▶ EXERCISE DETAILS
Set down the material below in full, matching it exactly.

[Start of THE RECORDS]

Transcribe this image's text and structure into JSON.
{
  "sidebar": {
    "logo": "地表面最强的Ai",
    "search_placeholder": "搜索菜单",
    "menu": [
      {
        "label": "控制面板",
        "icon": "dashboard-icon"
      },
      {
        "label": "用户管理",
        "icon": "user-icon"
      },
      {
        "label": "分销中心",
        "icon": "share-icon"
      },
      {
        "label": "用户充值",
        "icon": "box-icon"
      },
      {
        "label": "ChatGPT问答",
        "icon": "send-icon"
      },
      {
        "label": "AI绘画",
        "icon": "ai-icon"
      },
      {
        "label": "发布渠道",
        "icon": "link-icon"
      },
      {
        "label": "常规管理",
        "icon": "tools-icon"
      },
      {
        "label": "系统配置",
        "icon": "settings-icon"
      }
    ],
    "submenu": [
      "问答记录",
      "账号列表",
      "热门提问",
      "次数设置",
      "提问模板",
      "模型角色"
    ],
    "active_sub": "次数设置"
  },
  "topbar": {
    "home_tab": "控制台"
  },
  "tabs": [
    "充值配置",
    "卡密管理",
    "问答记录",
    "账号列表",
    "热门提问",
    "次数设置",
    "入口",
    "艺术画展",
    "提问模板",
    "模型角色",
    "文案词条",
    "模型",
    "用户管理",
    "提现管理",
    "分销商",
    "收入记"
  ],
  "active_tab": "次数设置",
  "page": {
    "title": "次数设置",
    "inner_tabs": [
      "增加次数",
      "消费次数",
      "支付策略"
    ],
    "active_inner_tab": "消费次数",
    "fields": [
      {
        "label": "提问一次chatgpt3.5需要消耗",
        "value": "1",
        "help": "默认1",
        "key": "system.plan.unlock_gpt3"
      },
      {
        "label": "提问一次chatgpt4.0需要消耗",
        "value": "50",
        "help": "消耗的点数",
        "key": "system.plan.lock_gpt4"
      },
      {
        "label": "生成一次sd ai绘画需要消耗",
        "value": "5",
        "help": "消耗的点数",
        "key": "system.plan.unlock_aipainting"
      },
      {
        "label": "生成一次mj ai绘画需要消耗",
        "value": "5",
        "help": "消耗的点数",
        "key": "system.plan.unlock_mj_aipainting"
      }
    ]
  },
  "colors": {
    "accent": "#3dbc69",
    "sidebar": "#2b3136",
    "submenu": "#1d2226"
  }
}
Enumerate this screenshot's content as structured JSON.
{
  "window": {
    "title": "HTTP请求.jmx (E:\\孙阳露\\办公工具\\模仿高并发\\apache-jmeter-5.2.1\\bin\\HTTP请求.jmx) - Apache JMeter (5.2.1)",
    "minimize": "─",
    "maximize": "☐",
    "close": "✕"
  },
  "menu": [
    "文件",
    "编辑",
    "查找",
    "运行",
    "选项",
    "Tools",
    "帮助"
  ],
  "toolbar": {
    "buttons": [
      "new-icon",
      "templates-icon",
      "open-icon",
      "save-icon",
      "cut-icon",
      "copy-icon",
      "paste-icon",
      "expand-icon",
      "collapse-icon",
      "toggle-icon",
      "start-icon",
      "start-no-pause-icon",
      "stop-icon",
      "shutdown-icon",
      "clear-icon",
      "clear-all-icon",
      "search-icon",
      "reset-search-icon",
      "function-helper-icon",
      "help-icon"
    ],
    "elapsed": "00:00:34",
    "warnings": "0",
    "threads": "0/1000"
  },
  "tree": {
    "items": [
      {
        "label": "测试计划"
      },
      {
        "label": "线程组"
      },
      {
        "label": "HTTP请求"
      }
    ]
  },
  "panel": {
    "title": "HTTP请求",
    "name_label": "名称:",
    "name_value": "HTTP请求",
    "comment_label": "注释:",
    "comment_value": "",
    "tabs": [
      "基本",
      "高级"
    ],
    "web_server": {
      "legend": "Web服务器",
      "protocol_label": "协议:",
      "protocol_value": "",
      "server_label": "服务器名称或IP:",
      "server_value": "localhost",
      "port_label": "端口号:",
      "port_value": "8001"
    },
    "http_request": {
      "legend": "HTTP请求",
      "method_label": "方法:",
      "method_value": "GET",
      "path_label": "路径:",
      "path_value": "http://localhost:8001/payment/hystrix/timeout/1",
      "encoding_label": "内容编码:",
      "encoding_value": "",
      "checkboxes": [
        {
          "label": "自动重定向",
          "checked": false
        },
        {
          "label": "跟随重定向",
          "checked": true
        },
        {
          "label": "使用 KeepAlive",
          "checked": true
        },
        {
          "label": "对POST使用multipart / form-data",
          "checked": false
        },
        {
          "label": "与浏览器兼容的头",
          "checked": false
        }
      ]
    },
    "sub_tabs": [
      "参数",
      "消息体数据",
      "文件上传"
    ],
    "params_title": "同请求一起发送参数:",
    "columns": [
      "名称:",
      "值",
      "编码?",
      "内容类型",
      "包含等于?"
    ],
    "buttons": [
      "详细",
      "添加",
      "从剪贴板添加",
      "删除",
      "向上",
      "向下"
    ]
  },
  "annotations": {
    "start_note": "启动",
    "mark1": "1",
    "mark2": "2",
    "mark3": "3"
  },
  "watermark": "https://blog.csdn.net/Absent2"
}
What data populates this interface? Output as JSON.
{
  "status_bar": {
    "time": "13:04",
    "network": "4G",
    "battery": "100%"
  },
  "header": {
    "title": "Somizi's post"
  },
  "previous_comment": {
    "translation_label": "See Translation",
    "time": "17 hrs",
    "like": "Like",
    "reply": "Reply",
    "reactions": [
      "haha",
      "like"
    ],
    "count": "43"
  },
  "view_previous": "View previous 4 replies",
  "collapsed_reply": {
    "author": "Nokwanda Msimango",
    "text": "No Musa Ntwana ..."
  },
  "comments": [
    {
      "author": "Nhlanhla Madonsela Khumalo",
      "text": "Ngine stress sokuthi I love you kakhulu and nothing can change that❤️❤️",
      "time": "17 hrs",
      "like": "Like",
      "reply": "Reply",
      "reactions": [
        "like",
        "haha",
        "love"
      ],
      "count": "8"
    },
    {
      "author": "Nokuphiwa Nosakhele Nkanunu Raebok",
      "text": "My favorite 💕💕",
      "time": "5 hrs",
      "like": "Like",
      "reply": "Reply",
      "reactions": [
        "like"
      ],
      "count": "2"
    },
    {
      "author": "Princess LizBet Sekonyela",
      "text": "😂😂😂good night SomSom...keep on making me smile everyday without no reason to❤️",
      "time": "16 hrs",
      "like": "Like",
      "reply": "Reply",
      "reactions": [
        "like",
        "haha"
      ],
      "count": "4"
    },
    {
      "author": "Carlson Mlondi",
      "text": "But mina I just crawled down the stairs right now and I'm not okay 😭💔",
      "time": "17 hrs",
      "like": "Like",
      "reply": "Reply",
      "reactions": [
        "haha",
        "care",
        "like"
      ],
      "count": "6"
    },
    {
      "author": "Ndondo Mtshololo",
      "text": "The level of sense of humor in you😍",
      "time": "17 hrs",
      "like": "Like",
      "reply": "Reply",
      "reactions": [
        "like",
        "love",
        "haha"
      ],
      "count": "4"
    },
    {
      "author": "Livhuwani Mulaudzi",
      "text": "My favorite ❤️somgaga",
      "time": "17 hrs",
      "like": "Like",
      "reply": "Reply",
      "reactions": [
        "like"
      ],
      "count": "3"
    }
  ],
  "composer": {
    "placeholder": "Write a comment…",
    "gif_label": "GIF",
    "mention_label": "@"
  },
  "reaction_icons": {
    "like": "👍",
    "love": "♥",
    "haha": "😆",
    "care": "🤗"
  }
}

[End of THE RECORDS]

▶ TASK RESULT
Transcribe this image's text and structure into JSON.
{
  "sidebar": {
    "logo": "地表面最强的Ai",
    "search_placeholder": "搜索菜单",
    "menu": [
      {
        "label": "控制面板",
        "icon": "dashboard-icon"
      },
      {
        "label": "用户管理",
        "icon": "user-icon"
      },
      {
        "label": "分销中心",
        "icon": "share-icon"
      },
      {
        "label": "用户充值",
        "icon": "box-icon"
      },
      {
        "label": "ChatGPT问答",
        "icon": "send-icon"
      },
      {
        "label": "AI绘画",
        "icon": "ai-icon"
      },
      {
        "label": "发布渠道",
        "icon": "link-icon"
      },
      {
        "label": "常规管理",
        "icon": "tools-icon"
      },
      {
        "label": "系统配置",
        "icon": "settings-icon"
      }
    ],
    "submenu": [
      "问答记录",
      "账号列表",
      "热门提问",
      "次数设置",
      "提问模板",
      "模型角色"
    ],
    "active_sub": "次数设置"
  },
  "topbar": {
    "home_tab": "控制台"
  },
  "tabs": [
    "充值配置",
    "卡密管理",
    "问答记录",
    "账号列表",
    "热门提问",
    "次数设置",
    "入口",
    "艺术画展",
    "提问模板",
    "模型角色",
    "文案词条",
    "模型",
    "用户管理",
    "提现管理",
    "分销商",
    "收入记"
  ],
  "active_tab": "次数设置",
  "page": {
    "title": "次数设置",
    "inner_tabs": [
      "增加次数",
      "消费次数",
      "支付策略"
    ],
    "active_inner_tab": "消费次数",
    "fields": [
      {
        "label": "提问一次chatgpt3.5需要消耗",
        "value": "1",
        "help": "默认1",
        "key": "system.plan.unlock_gpt3"
      },
      {
        "label": "提问一次chatgpt4.0需要消耗",
        "value": "50",
        "help": "消耗的点数",
        "key": "system.plan.lock_gpt4"
      },
      {
        "label": "生成一次sd ai绘画需要消耗",
        "value": "5",
        "help": "消耗的点数",
        "key": "system.plan.unlock_aipainting"
      },
      {
        "label": "生成一次mj ai绘画需要消耗",
        "value": "5",
        "help": "消耗的点数",
        "key": "system.plan.unlock_mj_aipainting"
      }
    ]
  },
  "colors": {
    "accent": "#3dbc69",
    "sidebar": "#2b3136",
    "submenu": "#1d2226"
  }
}
Enumerate this screenshot's content as structured JSON.
{
  "window": {
    "title": "HTTP请求.jmx (E:\\孙阳露\\办公工具\\模仿高并发\\apache-jmeter-5.2.1\\bin\\HTTP请求.jmx) - Apache JMeter (5.2.1)",
    "minimize": "─",
    "maximize": "☐",
    "close": "✕"
  },
  "menu": [
    "文件",
    "编辑",
    "查找",
    "运行",
    "选项",
    "Tools",
    "帮助"
  ],
  "toolbar": {
    "buttons": [
      "new-icon",
      "templates-icon",
      "open-icon",
      "save-icon",
      "cut-icon",
      "copy-icon",
      "paste-icon",
      "expand-icon",
      "collapse-icon",
      "toggle-icon",
      "start-icon",
      "start-no-pause-icon",
      "stop-icon",
      "shutdown-icon",
      "clear-icon",
      "clear-all-icon",
      "search-icon",
      "reset-search-icon",
      "function-helper-icon",
      "help-icon"
    ],
    "elapsed": "00:00:34",
    "warnings": "0",
    "threads": "0/1000"
  },
  "tree": {
    "items": [
      {
        "label": "测试计划"
      },
      {
        "label": "线程组"
      },
      {
        "label": "HTTP请求"
      }
    ]
  },
  "panel": {
    "title": "HTTP请求",
    "name_label": "名称:",
    "name_value": "HTTP请求",
    "comment_label": "注释:",
    "comment_value": "",
    "tabs": [
      "基本",
      "高级"
    ],
    "web_server": {
      "legend": "Web服务器",
      "protocol_label": "协议:",
      "protocol_value": "",
      "server_label": "服务器名称或IP:",
      "server_value": "localhost",
      "port_label": "端口号:",
      "port_value": "8001"
    },
    "http_request": {
      "legend": "HTTP请求",
      "method_label": "方法:",
      "method_value": "GET",
      "path_label": "路径:",
      "path_value": "http://localhost:8001/payment/hystrix/timeout/1",
      "encoding_label": "内容编码:",
      "encoding_value": "",
      "checkboxes": [
        {
          "label": "自动重定向",
          "checked": false
        },
        {
          "label": "跟随重定向",
          "checked": true
        },
        {
          "label": "使用 KeepAlive",
          "checked": true
        },
        {
          "label": "对POST使用multipart / form-data",
          "checked": false
        },
        {
          "label": "与浏览器兼容的头",
          "checked": false
        }
      ]
    },
    "sub_tabs": [
      "参数",
      "消息体数据",
      "文件上传"
    ],
    "params_title": "同请求一起发送参数:",
    "columns": [
      "名称:",
      "值",
      "编码?",
      "内容类型",
      "包含等于?"
    ],
    "buttons": [
      "详细",
      "添加",
      "从剪贴板添加",
      "删除",
      "向上",
      "向下"
    ]
  },
  "annotations": {
    "start_note": "启动",
    "mark1": "1",
    "mark2": "2",
    "mark3": "3"
  },
  "watermark": "https://blog.csdn.net/Absent2"
}
What data populates this interface? Output as JSON.
{
  "status_bar": {
    "time": "13:04",
    "network": "4G",
    "battery": "100%"
  },
  "header": {
    "title": "Somizi's post"
  },
  "previous_comment": {
    "translation_label": "See Translation",
    "time": "17 hrs",
    "like": "Like",
    "reply": "Reply",
    "reactions": [
      "haha",
      "like"
    ],
    "count": "43"
  },
  "view_previous": "View previous 4 replies",
  "collapsed_reply": {
    "author": "Nokwanda Msimango",
    "text": "No Musa Ntwana ..."
  },
  "comments": [
    {
      "author": "Nhlanhla Madonsela Khumalo",
      "text": "Ngine stress sokuthi I love you kakhulu and nothing can change that❤️❤️",
      "time": "17 hrs",
      "like": "Like",
      "reply": "Reply",
      "reactions": [
        "like",
        "haha",
        "love"
      ],
      "count": "8"
    },
    {
      "author": "Nokuphiwa Nosakhele Nkanunu Raebok",
      "text": "My favorite 💕💕",
      "time": "5 hrs",
      "like": "Like",
      "reply": "Reply",
      "reactions": [
        "like"
      ],
      "count": "2"
    },
    {
      "author": "Princess LizBet Sekonyela",
      "text": "😂😂😂good night SomSom...keep on making me smile everyday without no reason to❤️",
      "time": "16 hrs",
      "like": "Like",
      "reply": "Reply",
      "reactions": [
        "like",
        "haha"
      ],
      "count": "4"
    },
    {
      "author": "Carlson Mlondi",
      "text": "But mina I just crawled down the stairs right now and I'm not okay 😭💔",
      "time": "17 hrs",
      "like": "Like",
      "reply": "Reply",
      "reactions": [
        "haha",
        "care",
        "like"
      ],
      "count": "6"
    },
    {
      "author": "Ndondo Mtshololo",
      "text": "The level of sense of humor in you😍",
      "time": "17 hrs",
      "like": "Like",
      "reply": "Reply",
      "reactions": [
        "like",
        "love",
        "haha"
      ],
      "count": "4"
    },
    {
      "author": "Livhuwani Mulaudzi",
      "text": "My favorite ❤️somgaga",
      "time": "17 hrs",
      "like": "Like",
      "reply": "Reply",
      "reactions": [
        "like"
      ],
      "count": "3"
    }
  ],
  "composer": {
    "placeholder": "Write a comment…",
    "gif_label": "GIF",
    "mention_label": "@"
  },
  "reaction_icons": {
    "like": "👍",
    "love": "♥",
    "haha": "😆",
    "care": "🤗"
  }
}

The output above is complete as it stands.